2016.11.22

Jeffrey E. Brower

Aquinas's Ontology of the Material World: Change, Hylomorphism, and Material Objects

Jeffrey E. Brower, Aquinas's Ontology of the Material World: Change, Hylomorphism, and Material Objects, Oxford University Press, 2014, 327pp., $74.00 (hbk), ISBN 9780198714293.

Reviewed by Richard Cross, University of Notre Dame


Jeffrey E. Brower’s aim is to give an account of Aquinas’s views of the material world and its fundamental constituents. He sets about this task in five main stages — and because of the complexity of the argument I will devote almost the full first half of this review to a description of it, before turning to criticisms. The first part of the book (chapters 1 and 2) argues for the claim that Aquinas accepts 14 fundamental types of being: prime matter, accidental unity, God, created substance, substantial form, and each of the nine Aristotelian accidental forms (p. 47). According to Brower, each of these types of being corresponds to a distinct mode of being (for example, for prime matter, existing “in the mode of non-particularity”; for accidental unity, existing “in the mode of non-basic particularity”; for God, existing “in the mode of absolute independence”; for created substance “in the mode of [dependent] basic particularity” (p. 46). Following some unpublished work of Kris McDaniel’s, Brower claims that “a thing possesses a mode of being if and only if it falls under a certain sort of quantifier” (p. 51): one of a group of restricted existential quantifiers that are “both semantically primitive and more fundamental than the unrestricted quantifier” (p. 51). Brower claims that Aquinas’s modes of being, understood in this way, are (in the words of Robert Pasnau, whom Brower quotes to this effect), “ontologically innocent structures”: so, “modes do not add anything to one’s ontology over and above their possessors” (p. 52).

The point about these fundamental types of being is that all of them — except for God — enter into composition in various ways, to form hylomorphic compounds. Brower introduces the notion of a hylomorphic compound by considering what Aquinas has to say about change. All kinds of natural change, according to Aquinas, involve a substratum and some kind of form. So Brower’s initial characterization of a hylomorphic compound is functional, derived from an analysis of the way in which substratum and form function in change. This is the topic of part 2 (chapters 3 and 4). Crucial is the distinction between substantial and accidental change, set out in chapter 4, because this yields two types of form (substantial and accidental), two types of substratum or matter (prime matter and created substance), and two types of hylomorphic compound (created substance and accidental unity), and these comprise the basic types of being of the created world.

Chapter 4 is central in another way too. Both substantial change and accidental change present puzzles, and the solution to those puzzles — discussed in this chapter — allows Brower to introduce two further claims that turn out to be critical for the overall account of Aquinas’s position. The puzzle about substantial change is this. Substantial change involves the persistence of prime matter, something that is “pure potentiality,” in Aquinas’s words, or a “mere subject of endurance,” in Brower’s (p. 86). But, as Aquinas’s medieval critics noticed, the notion of a mere subject of endurance seems to be incoherent, since forms are essentially such as to characterize their subjects (and nothing else is). The solution is that forms characterize the compounds that they constitute, but they inhere in (without characterizing) the other constituent of the compound: the substratum, prime matter. (It is, after all, Socrates who is a human being, not his prime matter.) So a substantial form characterizes the substance that it constitutes without so characterizing prime matter.

● **Supplied material**:
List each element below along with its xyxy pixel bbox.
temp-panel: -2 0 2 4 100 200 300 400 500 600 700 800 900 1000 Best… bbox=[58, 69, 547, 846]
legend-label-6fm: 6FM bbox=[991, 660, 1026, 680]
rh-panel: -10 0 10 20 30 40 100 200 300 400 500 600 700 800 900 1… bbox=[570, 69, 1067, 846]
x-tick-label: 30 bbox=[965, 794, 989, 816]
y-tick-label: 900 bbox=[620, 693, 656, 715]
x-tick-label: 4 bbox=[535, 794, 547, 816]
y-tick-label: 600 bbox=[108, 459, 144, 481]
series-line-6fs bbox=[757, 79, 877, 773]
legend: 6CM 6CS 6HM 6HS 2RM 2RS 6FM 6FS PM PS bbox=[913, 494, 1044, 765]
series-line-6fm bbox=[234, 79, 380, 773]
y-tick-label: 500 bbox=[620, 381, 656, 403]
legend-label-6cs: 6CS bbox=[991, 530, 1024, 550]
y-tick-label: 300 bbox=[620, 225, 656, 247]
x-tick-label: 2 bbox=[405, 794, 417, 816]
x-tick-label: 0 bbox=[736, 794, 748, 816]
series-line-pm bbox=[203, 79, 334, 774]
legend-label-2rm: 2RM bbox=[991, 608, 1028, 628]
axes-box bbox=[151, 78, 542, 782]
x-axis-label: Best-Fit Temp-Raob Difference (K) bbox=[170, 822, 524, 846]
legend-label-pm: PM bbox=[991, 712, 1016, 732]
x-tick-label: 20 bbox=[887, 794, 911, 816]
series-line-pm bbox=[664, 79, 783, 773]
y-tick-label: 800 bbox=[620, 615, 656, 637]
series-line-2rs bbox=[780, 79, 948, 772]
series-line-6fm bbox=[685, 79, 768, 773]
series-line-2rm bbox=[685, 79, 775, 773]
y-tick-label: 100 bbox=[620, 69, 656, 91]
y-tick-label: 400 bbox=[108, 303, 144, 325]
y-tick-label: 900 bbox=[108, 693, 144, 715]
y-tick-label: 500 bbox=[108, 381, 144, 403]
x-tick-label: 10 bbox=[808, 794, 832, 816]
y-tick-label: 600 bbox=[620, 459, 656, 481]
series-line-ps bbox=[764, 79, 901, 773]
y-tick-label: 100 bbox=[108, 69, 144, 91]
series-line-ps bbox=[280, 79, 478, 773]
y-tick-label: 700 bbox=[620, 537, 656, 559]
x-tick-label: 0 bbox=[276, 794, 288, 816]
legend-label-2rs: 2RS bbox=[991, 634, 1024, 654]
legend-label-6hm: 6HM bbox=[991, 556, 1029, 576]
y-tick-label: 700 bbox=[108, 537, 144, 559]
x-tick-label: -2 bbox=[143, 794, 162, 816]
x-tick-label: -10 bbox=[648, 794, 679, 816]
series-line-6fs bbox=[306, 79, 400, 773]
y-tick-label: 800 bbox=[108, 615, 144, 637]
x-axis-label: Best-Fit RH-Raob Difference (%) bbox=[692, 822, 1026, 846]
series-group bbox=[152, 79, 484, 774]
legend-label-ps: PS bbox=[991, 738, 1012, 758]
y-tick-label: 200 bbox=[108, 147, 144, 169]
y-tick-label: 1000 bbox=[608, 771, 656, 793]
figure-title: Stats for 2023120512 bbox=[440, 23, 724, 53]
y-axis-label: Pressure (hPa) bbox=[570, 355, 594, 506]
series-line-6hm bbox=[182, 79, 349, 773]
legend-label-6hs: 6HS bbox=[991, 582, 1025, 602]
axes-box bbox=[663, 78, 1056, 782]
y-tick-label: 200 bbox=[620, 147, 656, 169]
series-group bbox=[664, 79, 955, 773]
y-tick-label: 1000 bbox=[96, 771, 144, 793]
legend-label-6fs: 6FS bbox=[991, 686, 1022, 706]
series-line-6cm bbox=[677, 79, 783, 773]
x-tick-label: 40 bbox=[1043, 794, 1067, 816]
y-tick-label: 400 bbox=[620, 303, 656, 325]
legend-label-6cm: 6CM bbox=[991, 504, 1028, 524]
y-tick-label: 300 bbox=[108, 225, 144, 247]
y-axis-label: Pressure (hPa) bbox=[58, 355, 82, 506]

● **Set exercise**:
List every type of being that the book review pairs with an example mode of being, and give that mode for each.

● **Exercise solution**:
- Prime matter: existing "in the mode of non-particularity"
- Accidental unity: existing "in the mode of non-basic particularity"
- God: existing "in the mode of absolute independence"
- Created substance: "in the mode of [dependent] basic particularity"